_Set problem_: Render each line of the entries below as a numbered list, omitting blank lines and excluding the pictures.

[Extracted data entries]

*****

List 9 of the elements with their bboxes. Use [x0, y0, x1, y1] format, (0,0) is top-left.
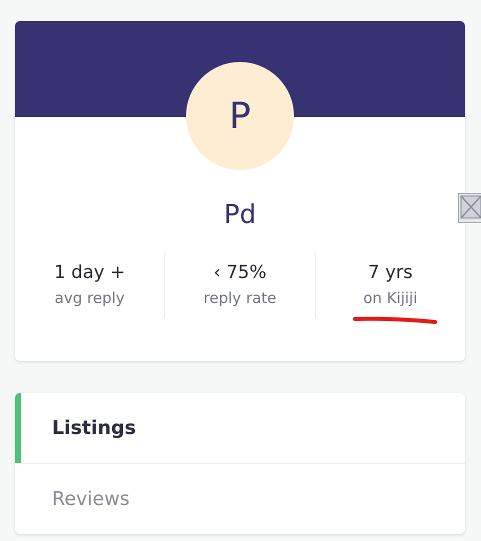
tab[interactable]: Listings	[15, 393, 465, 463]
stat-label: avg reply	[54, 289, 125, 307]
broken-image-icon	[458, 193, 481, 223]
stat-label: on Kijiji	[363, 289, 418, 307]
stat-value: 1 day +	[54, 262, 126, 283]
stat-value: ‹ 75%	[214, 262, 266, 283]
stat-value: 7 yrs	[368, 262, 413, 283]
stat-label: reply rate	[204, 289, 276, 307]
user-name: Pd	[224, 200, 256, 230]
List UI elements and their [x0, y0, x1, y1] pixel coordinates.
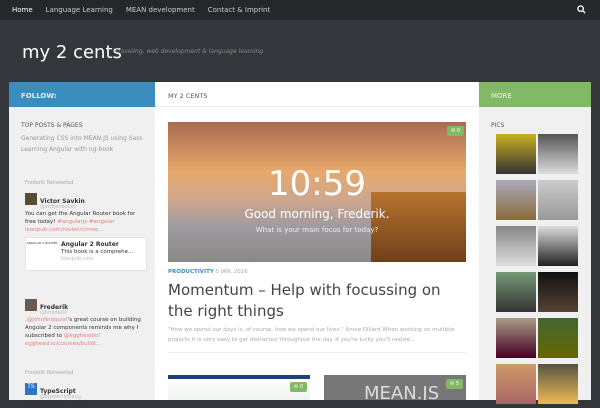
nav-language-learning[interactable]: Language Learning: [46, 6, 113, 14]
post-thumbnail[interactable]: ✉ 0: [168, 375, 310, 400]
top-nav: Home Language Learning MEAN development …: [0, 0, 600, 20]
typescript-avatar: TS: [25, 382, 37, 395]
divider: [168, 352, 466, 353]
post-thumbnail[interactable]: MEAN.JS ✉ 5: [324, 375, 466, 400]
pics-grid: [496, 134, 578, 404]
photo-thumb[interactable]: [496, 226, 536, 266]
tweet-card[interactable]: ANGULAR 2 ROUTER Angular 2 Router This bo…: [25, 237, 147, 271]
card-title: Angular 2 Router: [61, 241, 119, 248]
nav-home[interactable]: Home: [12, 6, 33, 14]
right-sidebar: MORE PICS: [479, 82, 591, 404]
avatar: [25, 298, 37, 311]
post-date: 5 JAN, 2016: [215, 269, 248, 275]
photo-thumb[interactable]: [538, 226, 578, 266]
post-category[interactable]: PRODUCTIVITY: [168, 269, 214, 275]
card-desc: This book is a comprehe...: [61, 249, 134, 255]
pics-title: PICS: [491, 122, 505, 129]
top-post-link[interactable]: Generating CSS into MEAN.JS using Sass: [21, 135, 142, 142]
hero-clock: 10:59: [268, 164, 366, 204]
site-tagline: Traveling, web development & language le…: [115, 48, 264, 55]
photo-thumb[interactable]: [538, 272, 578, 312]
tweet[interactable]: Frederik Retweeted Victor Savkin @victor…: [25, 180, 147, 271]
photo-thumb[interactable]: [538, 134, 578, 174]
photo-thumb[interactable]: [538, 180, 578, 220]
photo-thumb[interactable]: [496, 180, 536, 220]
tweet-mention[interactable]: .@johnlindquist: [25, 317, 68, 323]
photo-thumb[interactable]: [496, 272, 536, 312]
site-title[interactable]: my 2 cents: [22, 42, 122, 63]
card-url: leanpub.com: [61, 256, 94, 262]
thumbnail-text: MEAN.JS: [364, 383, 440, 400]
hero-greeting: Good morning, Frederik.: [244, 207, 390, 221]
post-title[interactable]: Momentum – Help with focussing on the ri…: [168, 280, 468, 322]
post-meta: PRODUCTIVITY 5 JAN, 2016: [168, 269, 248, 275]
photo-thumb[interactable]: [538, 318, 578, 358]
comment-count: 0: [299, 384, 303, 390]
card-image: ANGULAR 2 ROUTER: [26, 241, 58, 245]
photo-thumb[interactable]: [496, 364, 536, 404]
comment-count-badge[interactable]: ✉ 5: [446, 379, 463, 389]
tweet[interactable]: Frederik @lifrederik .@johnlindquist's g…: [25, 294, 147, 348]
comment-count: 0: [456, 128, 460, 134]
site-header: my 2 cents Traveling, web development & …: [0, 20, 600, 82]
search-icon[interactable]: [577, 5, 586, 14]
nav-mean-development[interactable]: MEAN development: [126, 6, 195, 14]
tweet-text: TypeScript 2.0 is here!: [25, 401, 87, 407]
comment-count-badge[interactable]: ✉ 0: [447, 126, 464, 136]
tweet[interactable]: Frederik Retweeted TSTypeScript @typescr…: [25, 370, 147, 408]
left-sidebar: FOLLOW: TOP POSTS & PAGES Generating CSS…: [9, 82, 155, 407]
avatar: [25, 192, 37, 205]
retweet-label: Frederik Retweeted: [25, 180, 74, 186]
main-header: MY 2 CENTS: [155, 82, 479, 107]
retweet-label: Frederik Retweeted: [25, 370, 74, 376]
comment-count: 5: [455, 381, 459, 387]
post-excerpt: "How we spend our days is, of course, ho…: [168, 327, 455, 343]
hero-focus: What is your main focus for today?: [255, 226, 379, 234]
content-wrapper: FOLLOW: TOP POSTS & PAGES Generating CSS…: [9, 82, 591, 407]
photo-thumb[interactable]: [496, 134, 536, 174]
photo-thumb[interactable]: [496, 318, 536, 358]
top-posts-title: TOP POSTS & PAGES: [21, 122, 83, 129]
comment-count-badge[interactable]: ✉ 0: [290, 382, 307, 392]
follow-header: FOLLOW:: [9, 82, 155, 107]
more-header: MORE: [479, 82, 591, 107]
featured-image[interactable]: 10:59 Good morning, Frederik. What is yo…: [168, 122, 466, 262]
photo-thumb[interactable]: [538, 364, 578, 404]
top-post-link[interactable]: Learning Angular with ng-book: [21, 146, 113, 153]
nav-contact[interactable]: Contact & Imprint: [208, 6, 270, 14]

*****

_Full response_:
1. List 9 of the elements with their bboxes. Use [x0, y0, x1, y1] format, (0,0) is top-left.
2. tab[interactable]: Listings	[15, 393, 465, 463]
3. stat-label: avg reply	[54, 289, 125, 307]
4. broken-image-icon	[458, 193, 481, 223]
5. stat-label: on Kijiji	[363, 289, 418, 307]
6. stat-value: 1 day +	[54, 262, 126, 283]
7. stat-value: ‹ 75%	[214, 262, 266, 283]
8. stat-value: 7 yrs	[368, 262, 413, 283]
9. stat-label: reply rate	[204, 289, 276, 307]
10. user-name: Pd	[224, 200, 256, 230]
11. List UI elements and their [x0, y0, x1, y1] pixel coordinates.
12. nav-language-learning[interactable]: Language Learning: [46, 6, 113, 14]
13. post-thumbnail[interactable]: ✉ 0: [168, 375, 310, 400]
14. top-nav: Home Language Learning MEAN development …: [0, 0, 600, 20]
15. typescript-avatar: TS: [25, 382, 37, 395]
16. divider: [168, 352, 466, 353]
17. post-thumbnail[interactable]: MEAN.JS ✉ 5: [324, 375, 466, 400]
18. pics-grid: [496, 134, 578, 404]
19. photo-thumb[interactable]: [496, 226, 536, 266]
20. tweet-card[interactable]: ANGULAR 2 ROUTER Angular 2 Router This bo…: [25, 237, 147, 271]
21. card-title: Angular 2 Router: [61, 241, 119, 248]
22. nav-home[interactable]: Home: [12, 6, 33, 14]
23. right-sidebar: MORE PICS: [479, 82, 591, 404]
24. avatar: [25, 298, 37, 311]
25. post-date: 5 JAN, 2016: [215, 269, 248, 275]
26. photo-thumb[interactable]: [538, 226, 578, 266]
27. post-category[interactable]: PRODUCTIVITY: [168, 269, 214, 275]
28. card-desc: This book is a comprehe...: [61, 249, 134, 255]
29. pics-title: PICS: [491, 122, 505, 129]
30. top-post-link[interactable]: Generating CSS into MEAN.JS using Sass: [21, 135, 142, 142]
31. hero-clock: 10:59: [268, 164, 366, 204]
32. site-tagline: Traveling, web development & language le…: [115, 48, 264, 55]
33. photo-thumb[interactable]: [538, 272, 578, 312]
34. tweet[interactable]: Frederik Retweeted Victor Savkin @victor…: [25, 180, 147, 271]
35. photo-thumb[interactable]: [538, 134, 578, 174]
36. photo-thumb[interactable]: [538, 180, 578, 220]
37. photo-thumb[interactable]: [496, 180, 536, 220]
38. tweet-mention[interactable]: .@johnlindquist: [25, 317, 68, 323]
39. photo-thumb[interactable]: [496, 272, 536, 312]
40. site-title[interactable]: my 2 cents: [22, 42, 122, 63]
41. card-url: leanpub.com: [61, 256, 94, 262]
42. thumbnail-text: MEAN.JS: [364, 383, 440, 400]
43. hero-greeting: Good morning, Frederik.: [244, 207, 390, 221]
44. post-title[interactable]: Momentum – Help with focussing on the ri…: [168, 280, 468, 322]
45. post-meta: PRODUCTIVITY 5 JAN, 2016: [168, 269, 248, 275]
46. photo-thumb[interactable]: [538, 318, 578, 358]
47. comment-count: 0: [299, 384, 303, 390]
48. card-image: ANGULAR 2 ROUTER: [26, 241, 58, 245]
49. photo-thumb[interactable]: [496, 364, 536, 404]
50. comment-count-badge[interactable]: ✉ 5: [446, 379, 463, 389]
51. tweet[interactable]: Frederik @lifrederik .@johnlindquist's g…: [25, 294, 147, 348]
52. comment-count: 0: [456, 128, 460, 134]
53. site-header: my 2 cents Traveling, web development & …: [0, 20, 600, 82]
54. search-icon[interactable]: [577, 5, 586, 14]
55. nav-mean-development[interactable]: MEAN development: [126, 6, 195, 14]
56. tweet-text: TypeScript 2.0 is here!: [25, 401, 87, 407]
57. comment-count-badge[interactable]: ✉ 0: [447, 126, 464, 136]
58. tweet[interactable]: Frederik Retweeted TSTypeScript @typescr…: [25, 370, 147, 408]
59. left-sidebar: FOLLOW: TOP POSTS & PAGES Generating CSS…: [9, 82, 155, 407]
60. avatar: [25, 192, 37, 205]
61. retweet-label: Frederik Retweeted: [25, 180, 74, 186]
62. main-header: MY 2 CENTS: [155, 82, 479, 107]
63. retweet-label: Frederik Retweeted: [25, 370, 74, 376]
64. comment-count: 5: [455, 381, 459, 387]
65. post-excerpt: "How we spend our days is, of course, ho…: [168, 327, 455, 343]
66. hero-focus: What is your main focus for today?: [255, 226, 379, 234]
67. content-wrapper: FOLLOW: TOP POSTS & PAGES Generating CSS…: [9, 82, 591, 407]
68. photo-thumb[interactable]: [496, 134, 536, 174]
69. photo-thumb[interactable]: [496, 318, 536, 358]
70. top-posts-title: TOP POSTS & PAGES: [21, 122, 83, 129]
71. comment-count-badge[interactable]: ✉ 0: [290, 382, 307, 392]
72. follow-header: FOLLOW:: [9, 82, 155, 107]
73. more-header: MORE: [479, 82, 591, 107]
74. featured-image[interactable]: 10:59 Good morning, Frederik. What is yo…: [168, 122, 466, 262]
75. photo-thumb[interactable]: [538, 364, 578, 404]
76. top-post-link[interactable]: Learning Angular with ng-book: [21, 146, 113, 153]
77. nav-contact[interactable]: Contact & Imprint: [208, 6, 270, 14]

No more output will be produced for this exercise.